Stored data entries
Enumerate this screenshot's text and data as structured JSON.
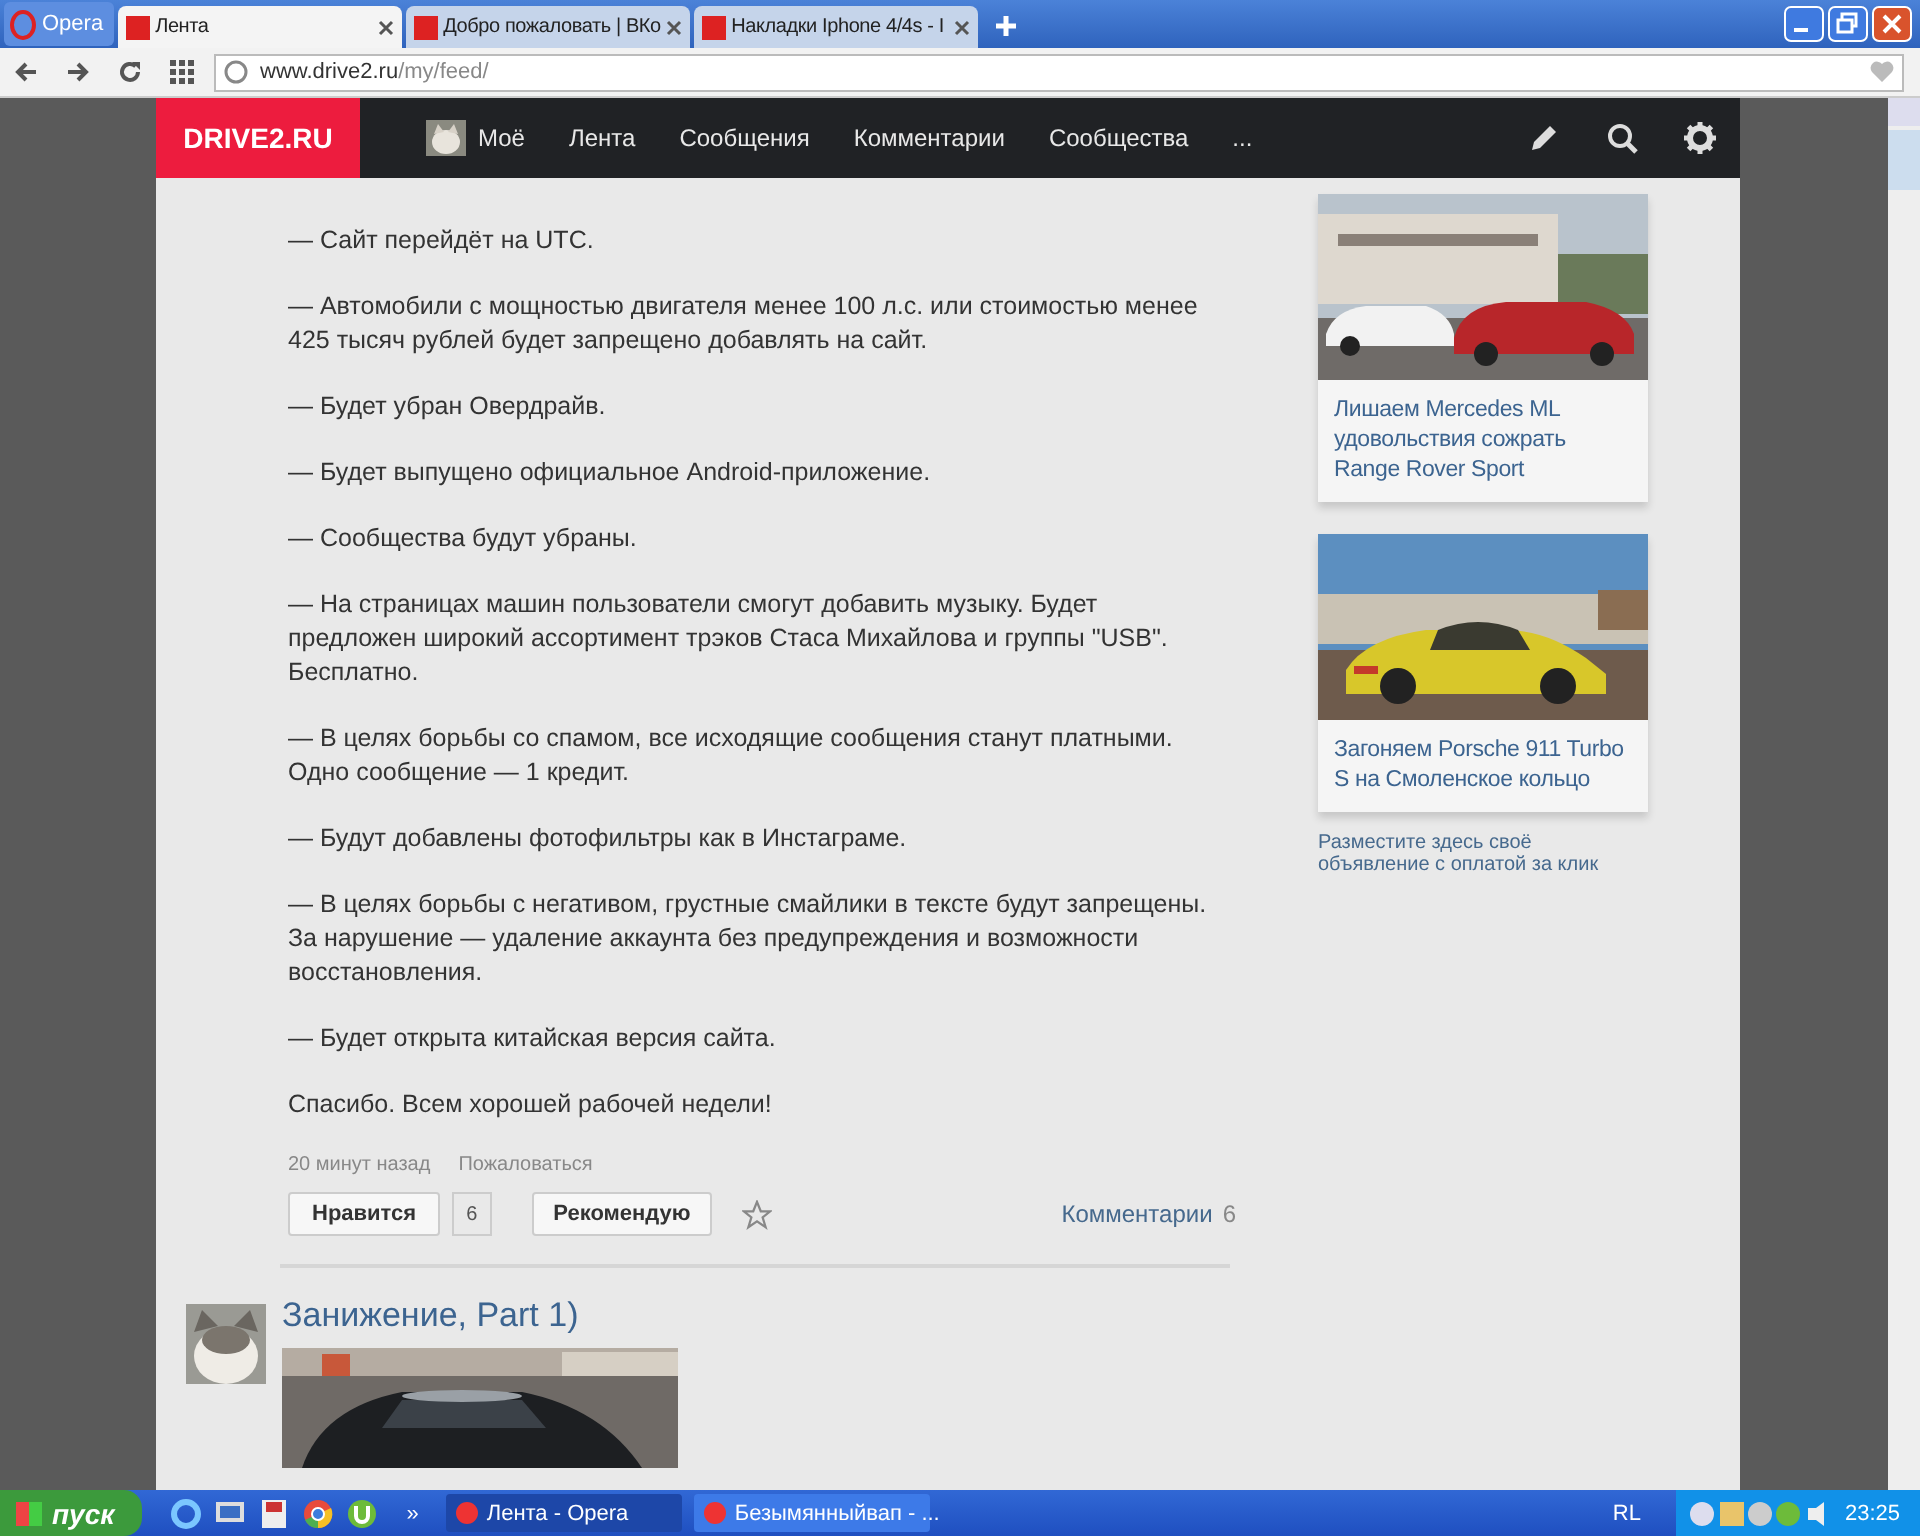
{
  "browser": {
    "menu_label": "Opera",
    "tabs": [
      {
        "title": "Лента",
        "selected": true
      },
      {
        "title": "Добро пожаловать | ВКо",
        "selected": false
      },
      {
        "title": "Накладки Iphone 4/4s - I",
        "selected": false
      }
    ],
    "address_host": "www.drive2.ru",
    "address_path": "/my/feed/"
  },
  "nav": {
    "logo": "DRIVE2.RU",
    "items": [
      {
        "label": "Моё",
        "kind": "avatar"
      },
      {
        "label": "Лента",
        "kind": "text"
      },
      {
        "label": "Сообщения",
        "kind": "text"
      },
      {
        "label": "Комментарии",
        "kind": "text"
      },
      {
        "label": "Сообщества",
        "kind": "text"
      },
      {
        "label": "...",
        "kind": "text"
      }
    ]
  },
  "post": {
    "paragraphs": [
      "— Сайт перейдёт на UTC.",
      "— Автомобили с мощностью двигателя менее 100 л.с. или стоимостью менее 425 тысяч рублей будет запрещено добавлять на сайт.",
      "— Будет убран Овердрайв.",
      "— Будет выпущено официальное Android-приложение.",
      "— Сообщества будут убраны.",
      "— На страницах машин пользователи смогут добавить музыку. Будет предложен широкий ассортимент трэков Стаса Михайлова и группы \"USB\". Бесплатно.",
      "— В целях борьбы со спамом, все исходящие сообщения станут платными. Одно сообщение — 1 кредит.",
      "— Будут добавлены фотофильтры как в Инстаграме.",
      "— В целях борьбы с негативом, грустные смайлики в тексте будут запрещены. За нарушение — удаление аккаунта без предупреждения и возможности восстановления.",
      "— Будет открыта китайская версия сайта.",
      "Спасибо. Всем хорошей рабочей недели!"
    ],
    "time": "20 минут назад",
    "report": "Пожаловаться",
    "like_label": "Нравится",
    "like_count": "6",
    "recommend_label": "Рекомендую",
    "comments_label": "Комментарии",
    "comments_count": "6"
  },
  "next_post": {
    "title": "Занижение, Part 1)"
  },
  "sidebar": {
    "ads": [
      {
        "caption": "Лишаем Mercedes ML удовольствия сожрать Range Rover Sport",
        "kind": "picture"
      },
      {
        "caption": "Загоняем Porsche 911 Turbo S на Смоленское кольцо",
        "kind": "picture"
      }
    ],
    "promo": "Разместите здесь своё объявление с оплатой за клик"
  },
  "taskbar": {
    "start": "пуск",
    "more": "»",
    "tasks": [
      {
        "label": "Лента - Opera",
        "selected": true
      },
      {
        "label": "Безымянныйвап - ...",
        "selected": false
      }
    ],
    "lang": "RL",
    "clock": "23:25"
  }
}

* **DIRECTIONS**: Filter the listing above for the string "борьбы" and copy every matching line.

* **RESULT OF THIS EXERCISE**:
      "— В целях борьбы со спамом, все исходящие сообщения станут платными. Одно сообщение — 1 кредит.",
      "— В целях борьбы с негативом, грустные смайлики в тексте будут запрещены. За нарушение — удаление аккаунта без предупреждения и возможности восстановления.",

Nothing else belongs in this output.